Task goal:
Keep only the lines that hold the string "rzecz", filtering out the rest of the entries below.

Recorded data
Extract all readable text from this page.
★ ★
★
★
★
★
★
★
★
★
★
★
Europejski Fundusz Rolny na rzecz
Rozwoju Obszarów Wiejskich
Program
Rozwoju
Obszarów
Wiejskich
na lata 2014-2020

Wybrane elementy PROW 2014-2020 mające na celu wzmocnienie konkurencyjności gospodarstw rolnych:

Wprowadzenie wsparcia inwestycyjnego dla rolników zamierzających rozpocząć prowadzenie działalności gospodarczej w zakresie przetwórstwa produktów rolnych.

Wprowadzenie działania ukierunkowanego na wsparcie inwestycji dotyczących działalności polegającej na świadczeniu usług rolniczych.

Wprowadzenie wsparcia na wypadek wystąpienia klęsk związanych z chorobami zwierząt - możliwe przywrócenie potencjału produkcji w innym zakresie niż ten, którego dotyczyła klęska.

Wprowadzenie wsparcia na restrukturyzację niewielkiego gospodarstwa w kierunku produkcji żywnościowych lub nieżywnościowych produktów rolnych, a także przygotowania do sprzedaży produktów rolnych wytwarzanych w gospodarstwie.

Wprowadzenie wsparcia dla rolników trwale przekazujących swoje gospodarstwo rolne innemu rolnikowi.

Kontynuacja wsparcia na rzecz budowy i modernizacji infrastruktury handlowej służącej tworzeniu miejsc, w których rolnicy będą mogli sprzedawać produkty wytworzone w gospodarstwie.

Result below:
Europejski Fundusz Rolny na rzecz
Kontynuacja wsparcia na rzecz budowy i modernizacji infrastruktury handlowej służącej tworzeniu miejsc, w których rolnicy będą mogli sprzedawać produkty wytworzone w gospodarstwie.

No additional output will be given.